• **Excerpted data**:
_ _ _
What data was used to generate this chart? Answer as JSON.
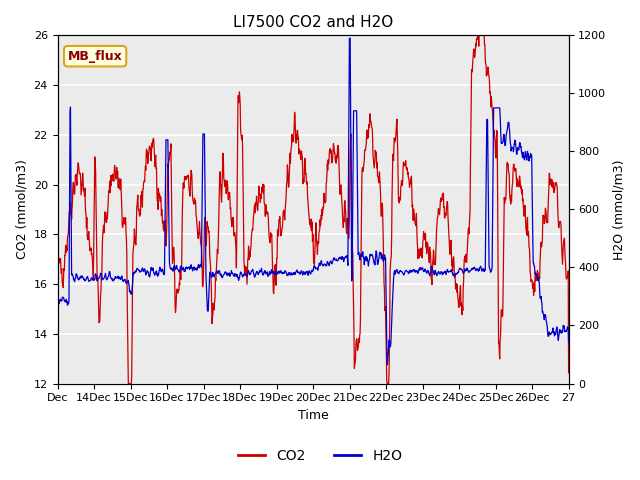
{
  "title": "LI7500 CO2 and H2O",
  "xlabel": "Time",
  "ylabel_left": "CO2 (mmol/m3)",
  "ylabel_right": "H2O (mmol/m3)",
  "ylim_left": [
    12,
    26
  ],
  "ylim_right": [
    0,
    1200
  ],
  "yticks_left": [
    12,
    14,
    16,
    18,
    20,
    22,
    24,
    26
  ],
  "yticks_right": [
    0,
    200,
    400,
    600,
    800,
    1000,
    1200
  ],
  "xtick_labels": [
    "Dec",
    "14Dec",
    "15Dec",
    "16Dec",
    "17Dec",
    "18Dec",
    "19Dec",
    "20Dec",
    "21Dec",
    "22Dec",
    "23Dec",
    "24Dec",
    "25Dec",
    "26Dec",
    "27"
  ],
  "annotation_text": "MB_flux",
  "plot_bg_color": "#ebebeb",
  "co2_color": "#cc0000",
  "h2o_color": "#0000cc",
  "grid_color": "white",
  "title_fontsize": 11,
  "label_fontsize": 9,
  "tick_fontsize": 8
}
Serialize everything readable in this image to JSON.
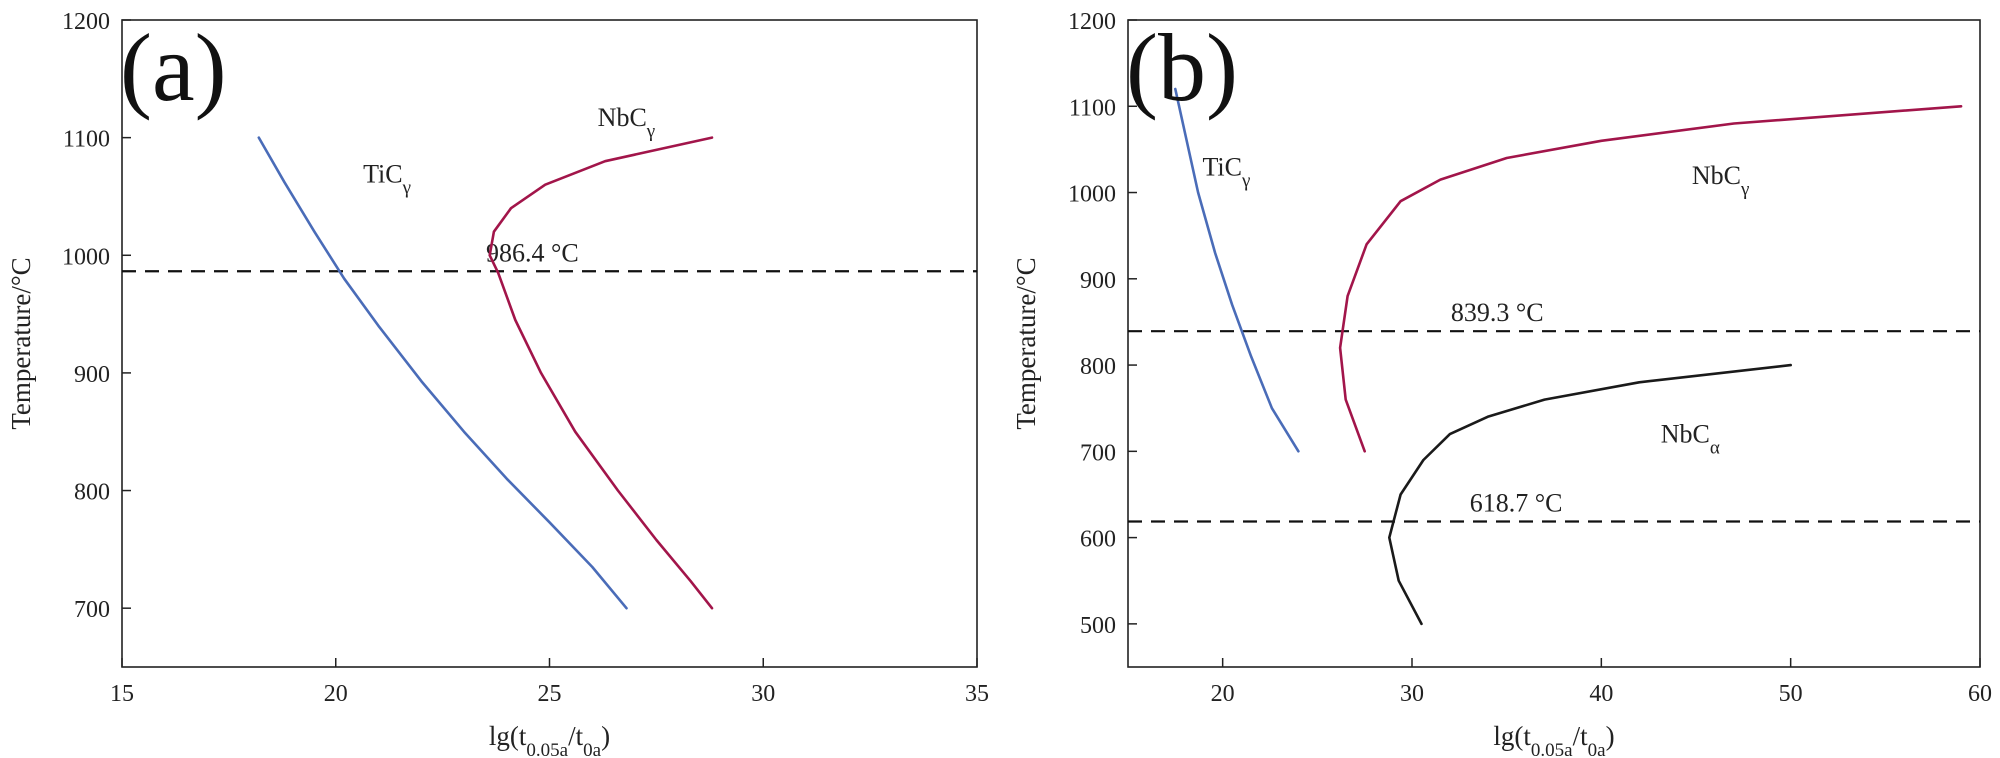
{
  "chart_data": [
    {
      "type": "line",
      "panel_label": "(a)",
      "xlabel": "lg(t0.05a/t0a)",
      "ylabel": "Temperature/°C",
      "xlim": [
        15,
        35
      ],
      "ylim": [
        650,
        1200
      ],
      "xticks": [
        15,
        20,
        25,
        30,
        35
      ],
      "yticks": [
        700,
        800,
        900,
        1000,
        1100,
        1200
      ],
      "hlines": [
        {
          "y": 986.4,
          "label": "986.4 °C",
          "label_x": 24.6
        }
      ],
      "series": [
        {
          "name": "TiCγ",
          "base": "TiC",
          "subscript": "γ",
          "color": "#4a6cb8",
          "label_pos": [
            21.2,
            1062
          ],
          "points": [
            [
              18.2,
              1100
            ],
            [
              18.8,
              1062
            ],
            [
              19.5,
              1020
            ],
            [
              20.2,
              980
            ],
            [
              21,
              940
            ],
            [
              22,
              893
            ],
            [
              23,
              850
            ],
            [
              24,
              810
            ],
            [
              25,
              773
            ],
            [
              26,
              735
            ],
            [
              26.8,
              700
            ]
          ]
        },
        {
          "name": "NbCγ",
          "base": "NbC",
          "subscript": "γ",
          "color": "#a2154a",
          "label_pos": [
            26.8,
            1110
          ],
          "points": [
            [
              28.8,
              700
            ],
            [
              28.3,
              723
            ],
            [
              27.5,
              758
            ],
            [
              26.6,
              800
            ],
            [
              25.6,
              850
            ],
            [
              24.8,
              900
            ],
            [
              24.2,
              945
            ],
            [
              23.8,
              985
            ],
            [
              23.6,
              1000
            ],
            [
              23.7,
              1020
            ],
            [
              24.1,
              1040
            ],
            [
              24.9,
              1060
            ],
            [
              26.3,
              1080
            ],
            [
              28.8,
              1100
            ]
          ]
        }
      ]
    },
    {
      "type": "line",
      "panel_label": "(b)",
      "xlabel": "lg(t0.05a/t0a)",
      "ylabel": "Temperature/°C",
      "xlim": [
        15,
        60
      ],
      "ylim": [
        450,
        1200
      ],
      "xticks": [
        20,
        30,
        40,
        50,
        60
      ],
      "yticks": [
        500,
        600,
        700,
        800,
        900,
        1000,
        1100,
        1200
      ],
      "hlines": [
        {
          "y": 839.3,
          "label": "839.3 °C",
          "label_x": 34.5
        },
        {
          "y": 618.7,
          "label": "618.7 °C",
          "label_x": 35.5
        }
      ],
      "series": [
        {
          "name": "TiCγ",
          "base": "TiC",
          "subscript": "γ",
          "color": "#4a6cb8",
          "label_pos": [
            20.2,
            1020
          ],
          "points": [
            [
              17.5,
              1120
            ],
            [
              18,
              1070
            ],
            [
              18.7,
              1000
            ],
            [
              19.6,
              930
            ],
            [
              20.5,
              870
            ],
            [
              21.5,
              810
            ],
            [
              22.6,
              750
            ],
            [
              24,
              700
            ]
          ]
        },
        {
          "name": "NbCγ",
          "base": "NbC",
          "subscript": "γ",
          "color": "#a2154a",
          "label_pos": [
            46.3,
            1010
          ],
          "points": [
            [
              27.5,
              700
            ],
            [
              26.5,
              760
            ],
            [
              26.2,
              820
            ],
            [
              26.6,
              880
            ],
            [
              27.6,
              940
            ],
            [
              29.4,
              990
            ],
            [
              31.5,
              1015
            ],
            [
              35,
              1040
            ],
            [
              40,
              1060
            ],
            [
              47,
              1080
            ],
            [
              59,
              1100
            ]
          ]
        },
        {
          "name": "NbCα",
          "base": "NbC",
          "subscript": "α",
          "color": "#1a1a1a",
          "label_pos": [
            44.7,
            710
          ],
          "points": [
            [
              30.5,
              500
            ],
            [
              29.3,
              550
            ],
            [
              28.8,
              600
            ],
            [
              29.4,
              650
            ],
            [
              30.6,
              690
            ],
            [
              32,
              720
            ],
            [
              34,
              740
            ],
            [
              37,
              760
            ],
            [
              42,
              780
            ],
            [
              50,
              800
            ]
          ]
        }
      ]
    }
  ]
}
_ _ _
• **Written task**: Omit the pictures and give the material again, exactly and in full.

• **Response to this task**:
What data was used to generate this chart? Answer as JSON.
{
  "title": "LI7500 CO2 and H2O",
  "xlabel": "Time",
  "ylabel_left": "CO2 (mmol/m3)",
  "ylabel_right": "H2O (mmol/m3)",
  "ylim_left": [
    12,
    26
  ],
  "ylim_right": [
    0,
    1200
  ],
  "yticks_left": [
    12,
    14,
    16,
    18,
    20,
    22,
    24,
    26
  ],
  "yticks_right": [
    0,
    200,
    400,
    600,
    800,
    1000,
    1200
  ],
  "xtick_labels": [
    "Dec",
    "14Dec",
    "15Dec",
    "16Dec",
    "17Dec",
    "18Dec",
    "19Dec",
    "20Dec",
    "21Dec",
    "22Dec",
    "23Dec",
    "24Dec",
    "25Dec",
    "26Dec",
    "27"
  ],
  "annotation_text": "MB_flux",
  "plot_bg_color": "#ebebeb",
  "co2_color": "#cc0000",
  "h2o_color": "#0000cc",
  "grid_color": "white",
  "title_fontsize": 11,
  "label_fontsize": 9,
  "tick_fontsize": 8
}
Serialize everything readable in this image to JSON.
{
  "chart_data": [
    {
      "type": "line",
      "panel_label": "(a)",
      "xlabel": "lg(t0.05a/t0a)",
      "ylabel": "Temperature/°C",
      "xlim": [
        15,
        35
      ],
      "ylim": [
        650,
        1200
      ],
      "xticks": [
        15,
        20,
        25,
        30,
        35
      ],
      "yticks": [
        700,
        800,
        900,
        1000,
        1100,
        1200
      ],
      "hlines": [
        {
          "y": 986.4,
          "label": "986.4 °C",
          "label_x": 24.6
        }
      ],
      "series": [
        {
          "name": "TiCγ",
          "base": "TiC",
          "subscript": "γ",
          "color": "#4a6cb8",
          "label_pos": [
            21.2,
            1062
          ],
          "points": [
            [
              18.2,
              1100
            ],
            [
              18.8,
              1062
            ],
            [
              19.5,
              1020
            ],
            [
              20.2,
              980
            ],
            [
              21,
              940
            ],
            [
              22,
              893
            ],
            [
              23,
              850
            ],
            [
              24,
              810
            ],
            [
              25,
              773
            ],
            [
              26,
              735
            ],
            [
              26.8,
              700
            ]
          ]
        },
        {
          "name": "NbCγ",
          "base": "NbC",
          "subscript": "γ",
          "color": "#a2154a",
          "label_pos": [
            26.8,
            1110
          ],
          "points": [
            [
              28.8,
              700
            ],
            [
              28.3,
              723
            ],
            [
              27.5,
              758
            ],
            [
              26.6,
              800
            ],
            [
              25.6,
              850
            ],
            [
              24.8,
              900
            ],
            [
              24.2,
              945
            ],
            [
              23.8,
              985
            ],
            [
              23.6,
              1000
            ],
            [
              23.7,
              1020
            ],
            [
              24.1,
              1040
            ],
            [
              24.9,
              1060
            ],
            [
              26.3,
              1080
            ],
            [
              28.8,
              1100
            ]
          ]
        }
      ]
    },
    {
      "type": "line",
      "panel_label": "(b)",
      "xlabel": "lg(t0.05a/t0a)",
      "ylabel": "Temperature/°C",
      "xlim": [
        15,
        60
      ],
      "ylim": [
        450,
        1200
      ],
      "xticks": [
        20,
        30,
        40,
        50,
        60
      ],
      "yticks": [
        500,
        600,
        700,
        800,
        900,
        1000,
        1100,
        1200
      ],
      "hlines": [
        {
          "y": 839.3,
          "label": "839.3 °C",
          "label_x": 34.5
        },
        {
          "y": 618.7,
          "label": "618.7 °C",
          "label_x": 35.5
        }
      ],
      "series": [
        {
          "name": "TiCγ",
          "base": "TiC",
          "subscript": "γ",
          "color": "#4a6cb8",
          "label_pos": [
            20.2,
            1020
          ],
          "points": [
            [
              17.5,
              1120
            ],
            [
              18,
              1070
            ],
            [
              18.7,
              1000
            ],
            [
              19.6,
              930
            ],
            [
              20.5,
              870
            ],
            [
              21.5,
              810
            ],
            [
              22.6,
              750
            ],
            [
              24,
              700
            ]
          ]
        },
        {
          "name": "NbCγ",
          "base": "NbC",
          "subscript": "γ",
          "color": "#a2154a",
          "label_pos": [
            46.3,
            1010
          ],
          "points": [
            [
              27.5,
              700
            ],
            [
              26.5,
              760
            ],
            [
              26.2,
              820
            ],
            [
              26.6,
              880
            ],
            [
              27.6,
              940
            ],
            [
              29.4,
              990
            ],
            [
              31.5,
              1015
            ],
            [
              35,
              1040
            ],
            [
              40,
              1060
            ],
            [
              47,
              1080
            ],
            [
              59,
              1100
            ]
          ]
        },
        {
          "name": "NbCα",
          "base": "NbC",
          "subscript": "α",
          "color": "#1a1a1a",
          "label_pos": [
            44.7,
            710
          ],
          "points": [
            [
              30.5,
              500
            ],
            [
              29.3,
              550
            ],
            [
              28.8,
              600
            ],
            [
              29.4,
              650
            ],
            [
              30.6,
              690
            ],
            [
              32,
              720
            ],
            [
              34,
              740
            ],
            [
              37,
              760
            ],
            [
              42,
              780
            ],
            [
              50,
              800
            ]
          ]
        }
      ]
    }
  ]
}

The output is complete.